• GIVEN INSTRUCTION
Copy everything in the data below exactly except the pictures.

• DATA LISTING
┌────────
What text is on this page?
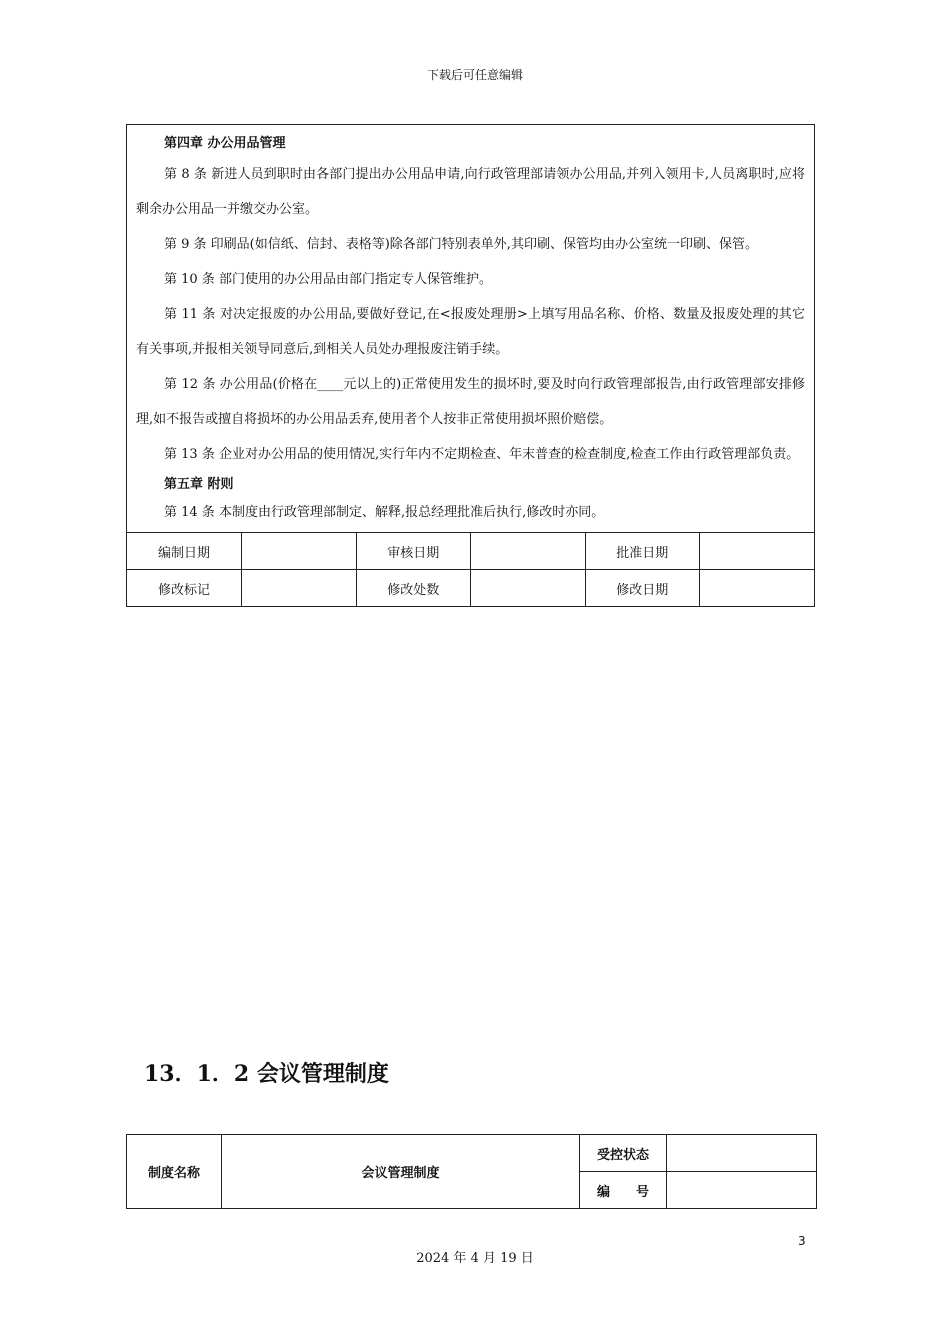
下载后可任意编辑
第四章 办公用品管理

第 8 条 新进人员到职时由各部门提出办公用品申请,向行政管理部请领办公用品,并列入领用卡,人员离职时,应将剩余办公用品一并缴交办公室。

第 9 条 印刷品(如信纸、信封、表格等)除各部门特别表单外,其印刷、保管均由办公室统一印刷、保管。

第 10 条 部门使用的办公用品由部门指定专人保管维护。

第 11 条 对决定报废的办公用品,要做好登记,在<报废处理册>上填写用品名称、价格、数量及报废处理的其它有关事项,并报相关领导同意后,到相关人员处办理报废注销手续。

第 12 条 办公用品(价格在____元以上的)正常使用发生的损坏时,要及时向行政管理部报告,由行政管理部安排修理,如不报告或擅自将损坏的办公用品丢弃,使用者个人按非正常使用损坏照价赔偿。

第 13 条 企业对办公用品的使用情况,实行年内不定期检查、年末普查的检查制度,检查工作由行政管理部负责。

第五章 附则

第 14 条 本制度由行政管理部制定、解释,报总经理批准后执行,修改时亦同。

编制日期		审核日期		批准日期	
修改标记		修改处数		修改日期	
13．1．2 会议管理制度
制度名称	会议管理制度	受控状态	
		编　　号	
3
2024 年 4 月 19 日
└────────
• ANSWER FOR THE TASK
What text is on this page?
下载后可任意编辑
第四章 办公用品管理

第 8 条 新进人员到职时由各部门提出办公用品申请,向行政管理部请领办公用品,并列入领用卡,人员离职时,应将剩余办公用品一并缴交办公室。

第 9 条 印刷品(如信纸、信封、表格等)除各部门特别表单外,其印刷、保管均由办公室统一印刷、保管。

第 10 条 部门使用的办公用品由部门指定专人保管维护。

第 11 条 对决定报废的办公用品,要做好登记,在<报废处理册>上填写用品名称、价格、数量及报废处理的其它有关事项,并报相关领导同意后,到相关人员处办理报废注销手续。

第 12 条 办公用品(价格在____元以上的)正常使用发生的损坏时,要及时向行政管理部报告,由行政管理部安排修理,如不报告或擅自将损坏的办公用品丢弃,使用者个人按非正常使用损坏照价赔偿。

第 13 条 企业对办公用品的使用情况,实行年内不定期检查、年末普查的检查制度,检查工作由行政管理部负责。

第五章 附则

第 14 条 本制度由行政管理部制定、解释,报总经理批准后执行,修改时亦同。

编制日期		审核日期		批准日期	
修改标记		修改处数		修改日期	
13．1．2 会议管理制度
制度名称	会议管理制度	受控状态	
		编　　号	
3
2024 年 4 月 19 日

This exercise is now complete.